Exercise task | Filter the lines below, copying only those with the string "LPIPS".

***** Dataset records

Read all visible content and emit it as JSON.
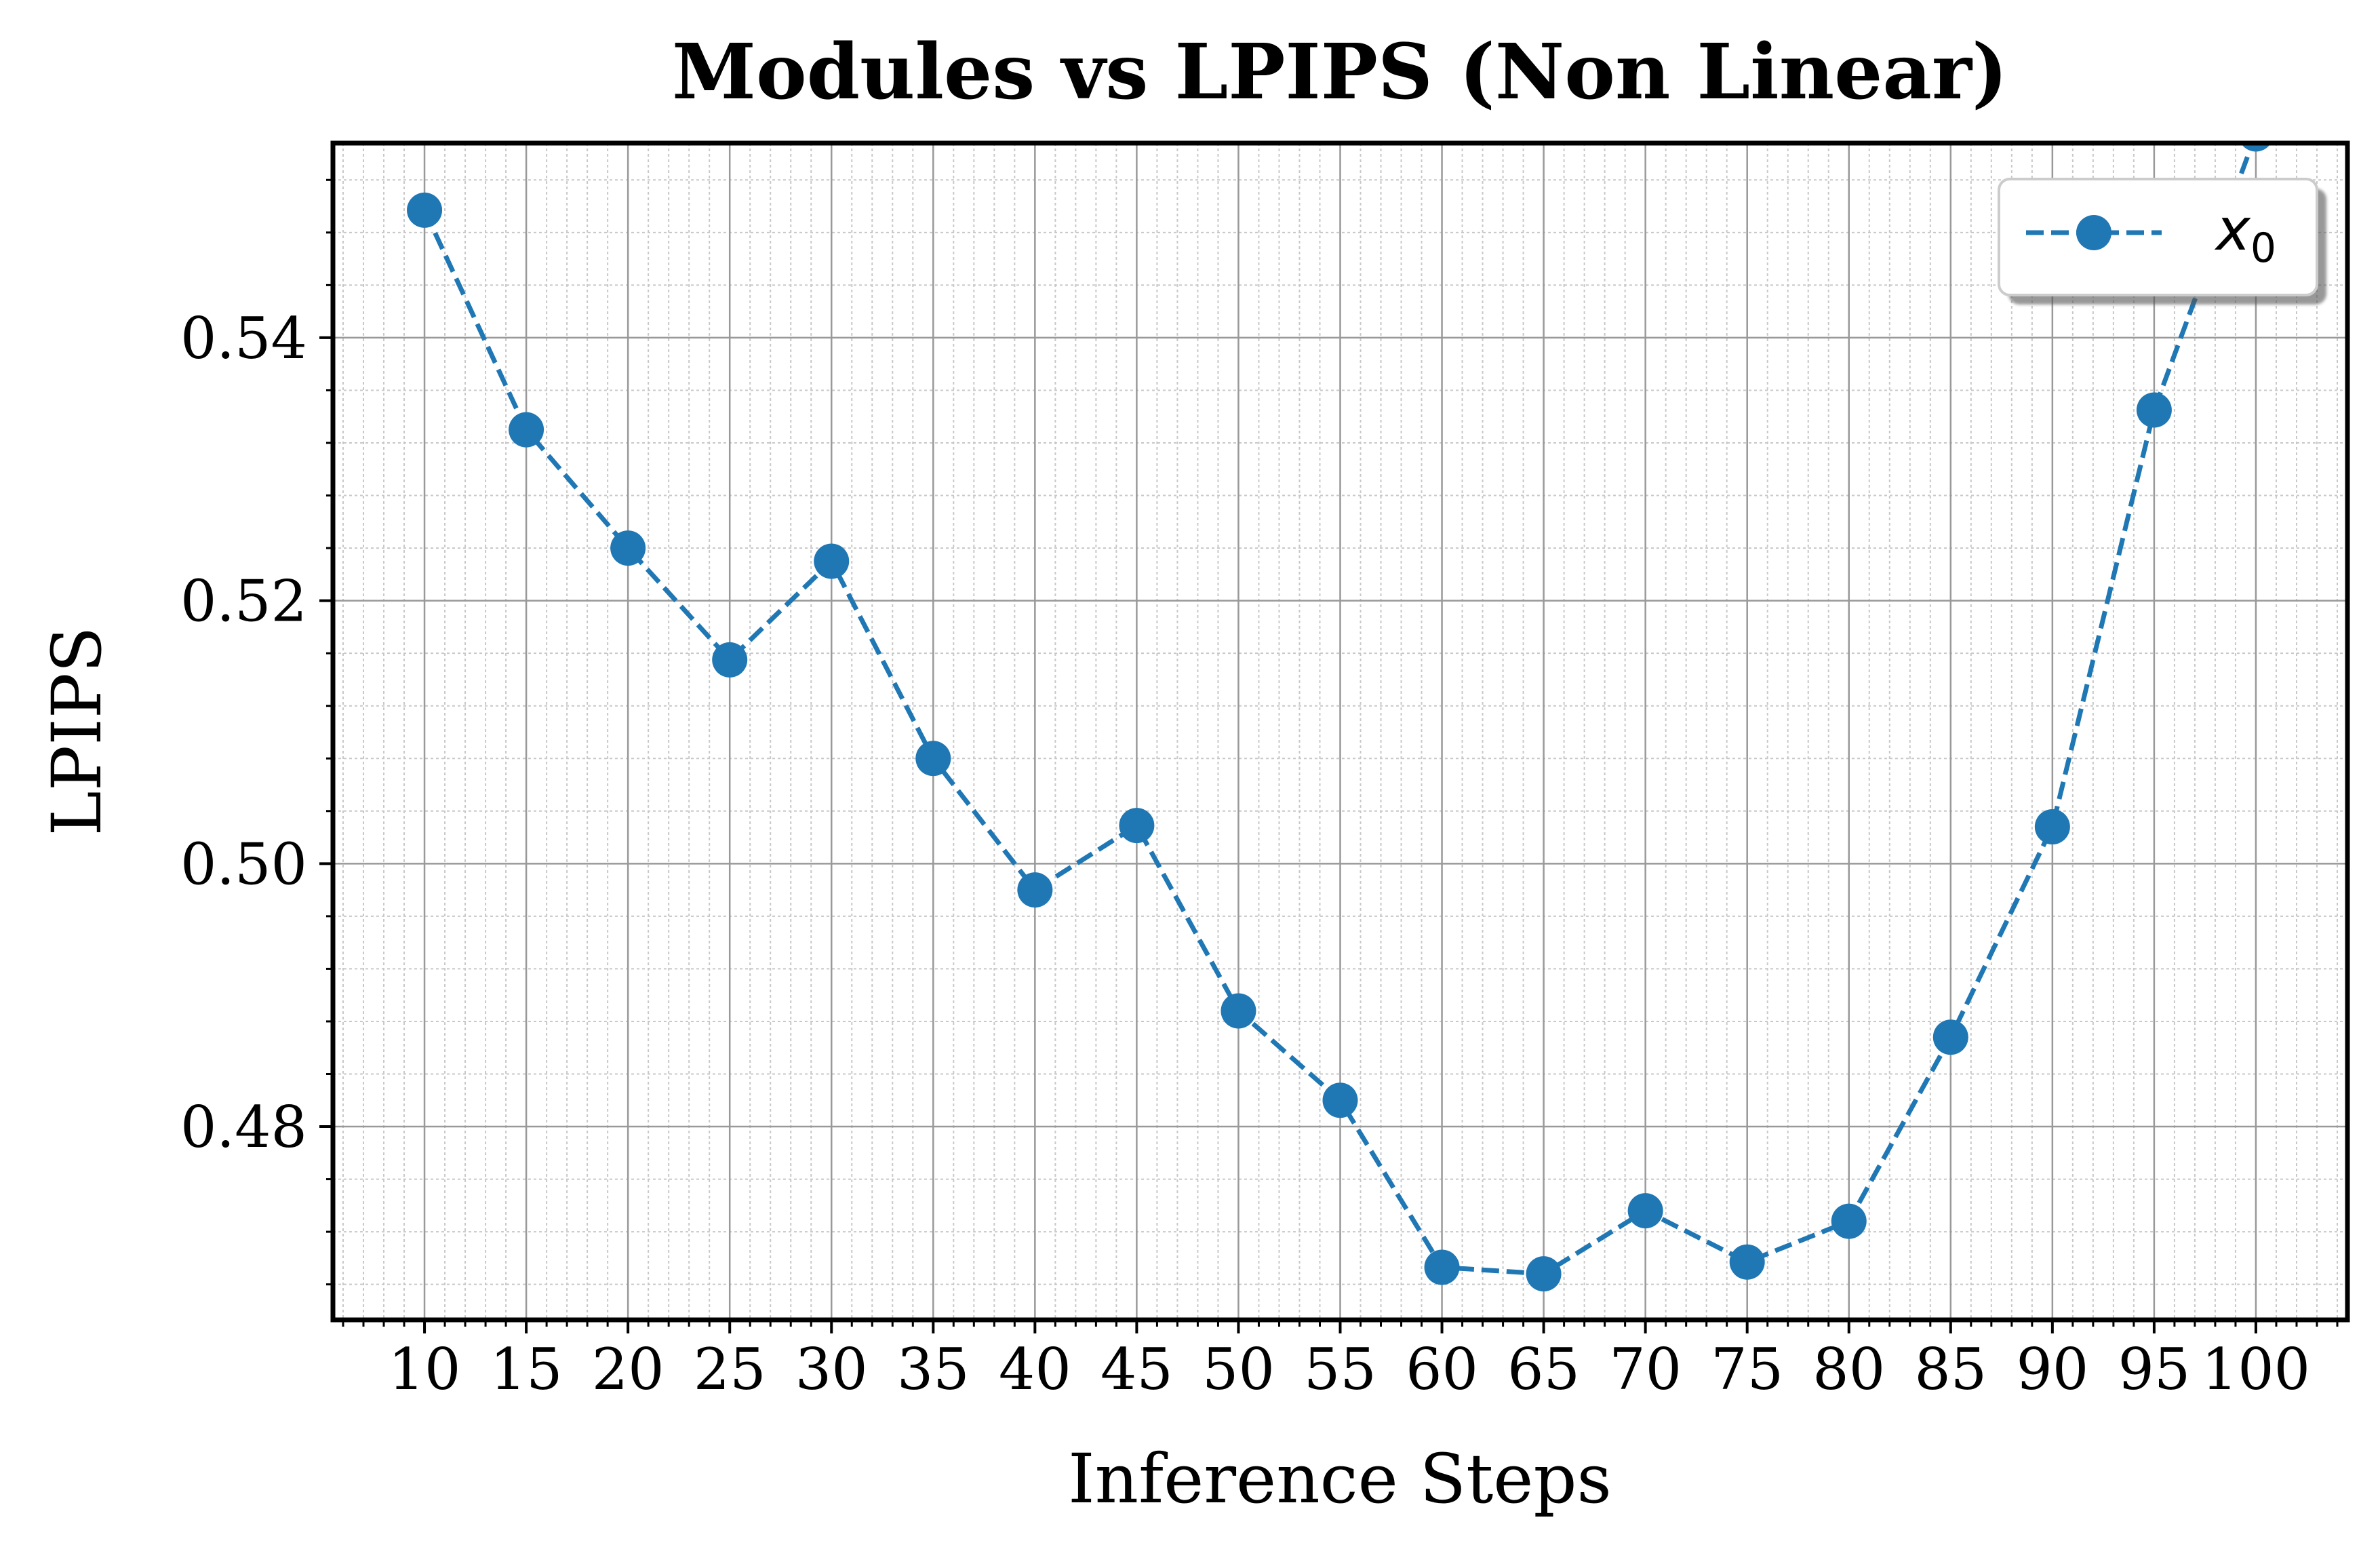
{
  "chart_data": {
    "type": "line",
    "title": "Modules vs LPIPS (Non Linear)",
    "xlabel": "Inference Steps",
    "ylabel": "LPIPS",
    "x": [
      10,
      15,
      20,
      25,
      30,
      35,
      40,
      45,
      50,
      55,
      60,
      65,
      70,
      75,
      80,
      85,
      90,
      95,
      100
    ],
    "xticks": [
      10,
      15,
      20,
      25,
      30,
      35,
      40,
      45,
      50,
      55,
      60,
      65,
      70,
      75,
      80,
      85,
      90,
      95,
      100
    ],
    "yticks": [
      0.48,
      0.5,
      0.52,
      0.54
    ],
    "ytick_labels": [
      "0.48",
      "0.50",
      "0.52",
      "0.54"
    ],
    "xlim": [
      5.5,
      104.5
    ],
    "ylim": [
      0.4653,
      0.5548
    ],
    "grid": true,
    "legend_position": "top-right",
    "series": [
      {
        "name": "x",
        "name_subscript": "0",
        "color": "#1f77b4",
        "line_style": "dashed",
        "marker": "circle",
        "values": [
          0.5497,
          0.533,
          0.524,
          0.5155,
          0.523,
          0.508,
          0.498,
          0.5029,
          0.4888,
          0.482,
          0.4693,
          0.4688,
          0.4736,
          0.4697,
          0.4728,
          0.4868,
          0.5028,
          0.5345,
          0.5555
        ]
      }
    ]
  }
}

**********
***** Dataset records

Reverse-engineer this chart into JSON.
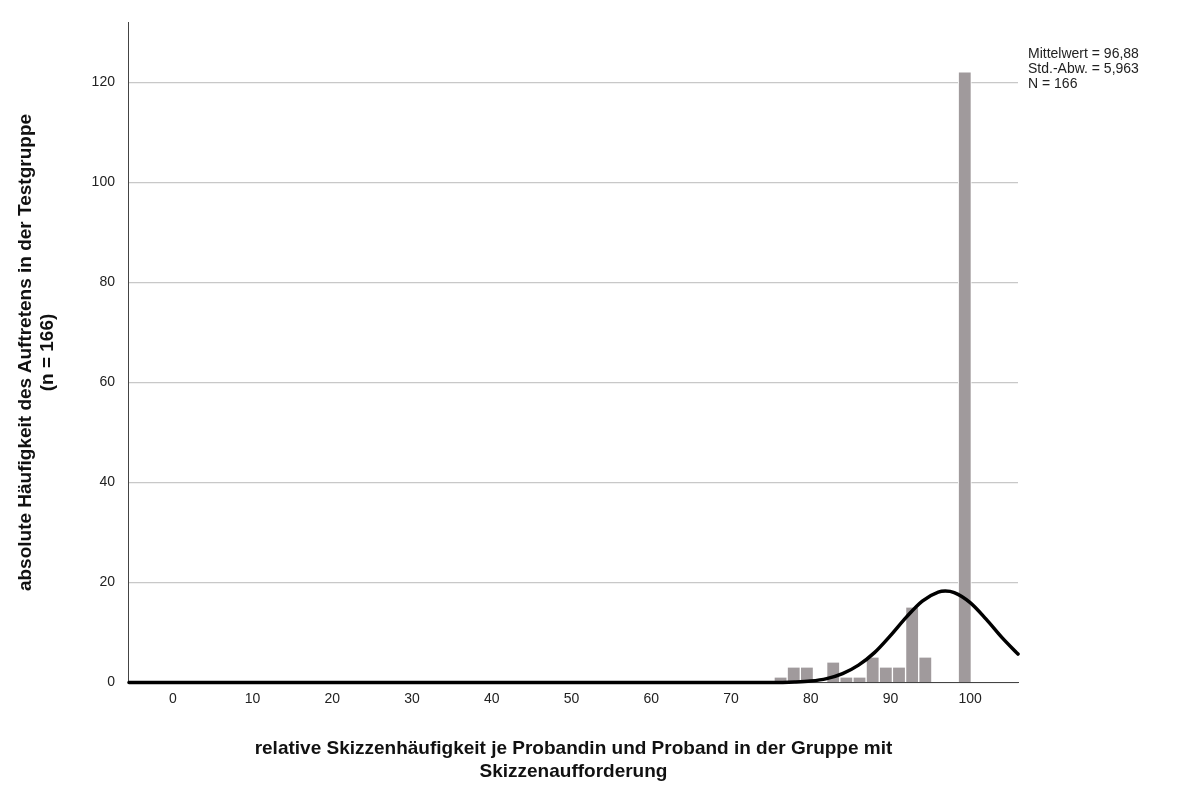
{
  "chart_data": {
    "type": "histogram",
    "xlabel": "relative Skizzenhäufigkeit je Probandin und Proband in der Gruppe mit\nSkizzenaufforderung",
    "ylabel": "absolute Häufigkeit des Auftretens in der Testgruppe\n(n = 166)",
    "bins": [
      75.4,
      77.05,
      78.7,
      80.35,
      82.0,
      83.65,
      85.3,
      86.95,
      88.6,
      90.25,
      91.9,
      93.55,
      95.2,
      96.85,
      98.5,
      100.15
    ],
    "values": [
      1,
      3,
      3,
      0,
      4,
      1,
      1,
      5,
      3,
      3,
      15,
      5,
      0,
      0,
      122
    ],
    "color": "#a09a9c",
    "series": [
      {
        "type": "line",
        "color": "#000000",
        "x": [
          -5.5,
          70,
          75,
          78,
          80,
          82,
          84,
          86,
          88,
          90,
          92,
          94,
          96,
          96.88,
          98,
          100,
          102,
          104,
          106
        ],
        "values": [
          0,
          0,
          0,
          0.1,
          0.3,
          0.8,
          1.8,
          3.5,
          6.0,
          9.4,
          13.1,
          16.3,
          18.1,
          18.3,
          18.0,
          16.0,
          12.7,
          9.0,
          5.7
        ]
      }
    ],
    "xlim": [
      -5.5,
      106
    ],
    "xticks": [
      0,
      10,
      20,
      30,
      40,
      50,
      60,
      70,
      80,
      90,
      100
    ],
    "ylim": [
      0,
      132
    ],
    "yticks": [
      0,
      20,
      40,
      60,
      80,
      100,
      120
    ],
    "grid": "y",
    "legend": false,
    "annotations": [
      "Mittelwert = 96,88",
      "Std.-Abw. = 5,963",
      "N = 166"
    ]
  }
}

**********
***** Dataset records

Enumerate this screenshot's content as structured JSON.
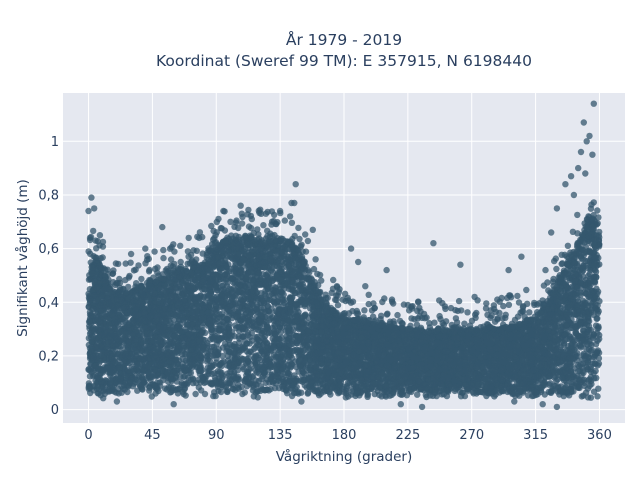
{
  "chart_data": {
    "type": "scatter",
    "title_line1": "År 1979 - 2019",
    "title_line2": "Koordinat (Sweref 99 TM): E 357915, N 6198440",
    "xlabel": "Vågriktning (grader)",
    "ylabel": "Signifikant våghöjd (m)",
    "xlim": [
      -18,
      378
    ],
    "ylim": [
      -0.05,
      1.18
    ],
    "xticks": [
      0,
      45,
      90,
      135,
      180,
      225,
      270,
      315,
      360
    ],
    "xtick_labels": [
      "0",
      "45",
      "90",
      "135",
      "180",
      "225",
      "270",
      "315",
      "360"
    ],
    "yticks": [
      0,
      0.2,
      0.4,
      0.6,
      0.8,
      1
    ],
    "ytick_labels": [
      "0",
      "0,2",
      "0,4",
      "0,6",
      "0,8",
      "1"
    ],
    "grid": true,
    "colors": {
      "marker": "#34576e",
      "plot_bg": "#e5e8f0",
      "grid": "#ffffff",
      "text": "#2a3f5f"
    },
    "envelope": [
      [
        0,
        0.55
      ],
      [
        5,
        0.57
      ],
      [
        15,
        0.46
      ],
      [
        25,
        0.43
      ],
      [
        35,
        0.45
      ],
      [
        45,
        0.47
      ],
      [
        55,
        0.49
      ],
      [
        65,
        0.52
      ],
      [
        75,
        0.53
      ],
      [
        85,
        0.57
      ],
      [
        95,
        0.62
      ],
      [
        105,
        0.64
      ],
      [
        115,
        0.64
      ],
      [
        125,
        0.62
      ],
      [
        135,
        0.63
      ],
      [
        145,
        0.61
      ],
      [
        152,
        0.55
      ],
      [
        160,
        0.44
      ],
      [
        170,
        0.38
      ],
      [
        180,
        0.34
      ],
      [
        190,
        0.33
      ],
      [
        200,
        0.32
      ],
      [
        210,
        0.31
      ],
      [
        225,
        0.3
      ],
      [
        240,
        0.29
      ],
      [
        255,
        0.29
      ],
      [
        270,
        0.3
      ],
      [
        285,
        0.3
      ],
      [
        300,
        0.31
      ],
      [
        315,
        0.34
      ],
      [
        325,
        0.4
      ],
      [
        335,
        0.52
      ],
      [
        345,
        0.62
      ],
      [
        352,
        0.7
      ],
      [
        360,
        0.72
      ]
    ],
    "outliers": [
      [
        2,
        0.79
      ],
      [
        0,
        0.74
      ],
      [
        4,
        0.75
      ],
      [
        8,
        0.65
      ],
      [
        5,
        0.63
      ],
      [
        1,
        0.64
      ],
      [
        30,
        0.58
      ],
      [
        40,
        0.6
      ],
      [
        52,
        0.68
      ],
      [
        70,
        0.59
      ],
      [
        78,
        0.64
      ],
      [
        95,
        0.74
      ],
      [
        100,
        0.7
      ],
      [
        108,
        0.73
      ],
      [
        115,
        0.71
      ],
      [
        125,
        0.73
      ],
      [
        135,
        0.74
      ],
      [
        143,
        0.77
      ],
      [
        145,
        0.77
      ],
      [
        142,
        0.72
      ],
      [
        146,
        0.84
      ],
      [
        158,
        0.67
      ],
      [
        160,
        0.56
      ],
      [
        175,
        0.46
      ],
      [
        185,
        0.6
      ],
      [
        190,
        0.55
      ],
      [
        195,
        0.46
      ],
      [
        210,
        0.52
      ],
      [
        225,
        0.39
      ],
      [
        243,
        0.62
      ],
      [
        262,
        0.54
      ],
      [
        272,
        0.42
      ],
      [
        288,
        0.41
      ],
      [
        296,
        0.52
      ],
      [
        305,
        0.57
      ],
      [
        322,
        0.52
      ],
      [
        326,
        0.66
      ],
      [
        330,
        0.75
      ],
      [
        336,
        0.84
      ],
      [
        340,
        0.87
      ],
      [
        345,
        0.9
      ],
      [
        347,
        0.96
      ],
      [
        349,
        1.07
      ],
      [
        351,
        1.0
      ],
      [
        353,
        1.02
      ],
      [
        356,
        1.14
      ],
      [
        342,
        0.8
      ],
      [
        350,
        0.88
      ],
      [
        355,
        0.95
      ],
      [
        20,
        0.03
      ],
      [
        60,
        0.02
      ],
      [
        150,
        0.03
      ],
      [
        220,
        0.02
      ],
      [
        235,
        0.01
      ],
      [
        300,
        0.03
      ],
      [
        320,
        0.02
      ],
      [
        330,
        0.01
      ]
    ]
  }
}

**********

Answer for this exercise |
    "title": "Modules vs LPIPS (Non Linear)",
    "ylabel": "LPIPS",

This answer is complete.